======== RECORD EXTRACTS ========

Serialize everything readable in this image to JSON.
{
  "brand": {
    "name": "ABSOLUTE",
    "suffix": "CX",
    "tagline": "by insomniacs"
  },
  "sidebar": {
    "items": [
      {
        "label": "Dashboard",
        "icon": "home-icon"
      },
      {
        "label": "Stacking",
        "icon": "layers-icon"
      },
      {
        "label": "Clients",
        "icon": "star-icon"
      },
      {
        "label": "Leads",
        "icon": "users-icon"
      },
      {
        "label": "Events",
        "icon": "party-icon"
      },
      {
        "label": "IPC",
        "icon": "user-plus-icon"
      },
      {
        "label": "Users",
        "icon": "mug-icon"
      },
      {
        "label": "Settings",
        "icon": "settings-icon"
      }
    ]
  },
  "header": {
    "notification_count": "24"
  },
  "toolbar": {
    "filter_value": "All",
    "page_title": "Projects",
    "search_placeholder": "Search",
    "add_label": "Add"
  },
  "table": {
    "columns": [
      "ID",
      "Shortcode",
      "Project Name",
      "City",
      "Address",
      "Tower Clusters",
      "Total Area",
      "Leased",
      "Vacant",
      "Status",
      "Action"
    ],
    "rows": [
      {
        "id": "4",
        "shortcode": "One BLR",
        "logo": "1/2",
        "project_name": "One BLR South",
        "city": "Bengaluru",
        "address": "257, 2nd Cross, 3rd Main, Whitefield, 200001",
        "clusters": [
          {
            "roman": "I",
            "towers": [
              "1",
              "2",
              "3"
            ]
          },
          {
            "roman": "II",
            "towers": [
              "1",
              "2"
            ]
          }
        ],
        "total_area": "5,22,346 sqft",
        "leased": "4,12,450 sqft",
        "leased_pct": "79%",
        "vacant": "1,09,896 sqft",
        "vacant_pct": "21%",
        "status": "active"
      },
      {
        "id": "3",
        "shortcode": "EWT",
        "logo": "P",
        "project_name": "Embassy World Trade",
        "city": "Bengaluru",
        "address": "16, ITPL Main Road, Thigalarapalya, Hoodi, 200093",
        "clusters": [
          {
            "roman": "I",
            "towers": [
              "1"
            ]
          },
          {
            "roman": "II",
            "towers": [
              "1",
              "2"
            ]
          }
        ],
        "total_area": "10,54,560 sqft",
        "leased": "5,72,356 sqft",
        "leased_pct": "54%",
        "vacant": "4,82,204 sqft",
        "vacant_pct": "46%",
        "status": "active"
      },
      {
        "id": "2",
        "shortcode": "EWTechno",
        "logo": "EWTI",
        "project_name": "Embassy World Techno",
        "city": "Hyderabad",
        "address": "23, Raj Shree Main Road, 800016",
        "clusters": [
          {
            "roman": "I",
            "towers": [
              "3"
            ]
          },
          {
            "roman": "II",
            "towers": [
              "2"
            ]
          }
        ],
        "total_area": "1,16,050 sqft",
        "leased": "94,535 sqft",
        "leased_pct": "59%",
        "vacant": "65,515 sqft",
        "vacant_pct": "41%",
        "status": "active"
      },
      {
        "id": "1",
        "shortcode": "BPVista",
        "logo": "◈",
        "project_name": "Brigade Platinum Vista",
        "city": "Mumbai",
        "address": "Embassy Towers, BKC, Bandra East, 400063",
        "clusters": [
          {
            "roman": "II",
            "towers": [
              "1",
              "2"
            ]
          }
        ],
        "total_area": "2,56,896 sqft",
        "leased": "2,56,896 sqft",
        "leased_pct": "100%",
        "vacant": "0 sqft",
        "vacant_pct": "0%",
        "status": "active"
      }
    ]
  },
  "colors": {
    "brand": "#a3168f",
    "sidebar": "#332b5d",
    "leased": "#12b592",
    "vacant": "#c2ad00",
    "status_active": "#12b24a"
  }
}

========

• WHAT IS ASKED: Extract every record. Keep wording exact.

• SOLUTION:
Serialize everything readable in this image to JSON.
{
  "brand": {
    "name": "ABSOLUTE",
    "suffix": "CX",
    "tagline": "by insomniacs"
  },
  "sidebar": {
    "items": [
      {
        "label": "Dashboard",
        "icon": "home-icon"
      },
      {
        "label": "Stacking",
        "icon": "layers-icon"
      },
      {
        "label": "Clients",
        "icon": "star-icon"
      },
      {
        "label": "Leads",
        "icon": "users-icon"
      },
      {
        "label": "Events",
        "icon": "party-icon"
      },
      {
        "label": "IPC",
        "icon": "user-plus-icon"
      },
      {
        "label": "Users",
        "icon": "mug-icon"
      },
      {
        "label": "Settings",
        "icon": "settings-icon"
      }
    ]
  },
  "header": {
    "notification_count": "24"
  },
  "toolbar": {
    "filter_value": "All",
    "page_title": "Projects",
    "search_placeholder": "Search",
    "add_label": "Add"
  },
  "table": {
    "columns": [
      "ID",
      "Shortcode",
      "Project Name",
      "City",
      "Address",
      "Tower Clusters",
      "Total Area",
      "Leased",
      "Vacant",
      "Status",
      "Action"
    ],
    "rows": [
      {
        "id": "4",
        "shortcode": "One BLR",
        "logo": "1/2",
        "project_name": "One BLR South",
        "city": "Bengaluru",
        "address": "257, 2nd Cross, 3rd Main, Whitefield, 200001",
        "clusters": [
          {
            "roman": "I",
            "towers": [
              "1",
              "2",
              "3"
            ]
          },
          {
            "roman": "II",
            "towers": [
              "1",
              "2"
            ]
          }
        ],
        "total_area": "5,22,346 sqft",
        "leased": "4,12,450 sqft",
        "leased_pct": "79%",
        "vacant": "1,09,896 sqft",
        "vacant_pct": "21%",
        "status": "active"
      },
      {
        "id": "3",
        "shortcode": "EWT",
        "logo": "P",
        "project_name": "Embassy World Trade",
        "city": "Bengaluru",
        "address": "16, ITPL Main Road, Thigalarapalya, Hoodi, 200093",
        "clusters": [
          {
            "roman": "I",
            "towers": [
              "1"
            ]
          },
          {
            "roman": "II",
            "towers": [
              "1",
              "2"
            ]
          }
        ],
        "total_area": "10,54,560 sqft",
        "leased": "5,72,356 sqft",
        "leased_pct": "54%",
        "vacant": "4,82,204 sqft",
        "vacant_pct": "46%",
        "status": "active"
      },
      {
        "id": "2",
        "shortcode": "EWTechno",
        "logo": "EWTI",
        "project_name": "Embassy World Techno",
        "city": "Hyderabad",
        "address": "23, Raj Shree Main Road, 800016",
        "clusters": [
          {
            "roman": "I",
            "towers": [
              "3"
            ]
          },
          {
            "roman": "II",
            "towers": [
              "2"
            ]
          }
        ],
        "total_area": "1,16,050 sqft",
        "leased": "94,535 sqft",
        "leased_pct": "59%",
        "vacant": "65,515 sqft",
        "vacant_pct": "41%",
        "status": "active"
      },
      {
        "id": "1",
        "shortcode": "BPVista",
        "logo": "◈",
        "project_name": "Brigade Platinum Vista",
        "city": "Mumbai",
        "address": "Embassy Towers, BKC, Bandra East, 400063",
        "clusters": [
          {
            "roman": "II",
            "towers": [
              "1",
              "2"
            ]
          }
        ],
        "total_area": "2,56,896 sqft",
        "leased": "2,56,896 sqft",
        "leased_pct": "100%",
        "vacant": "0 sqft",
        "vacant_pct": "0%",
        "status": "active"
      }
    ]
  },
  "colors": {
    "brand": "#a3168f",
    "sidebar": "#332b5d",
    "leased": "#12b592",
    "vacant": "#c2ad00",
    "status_active": "#12b24a"
  }
}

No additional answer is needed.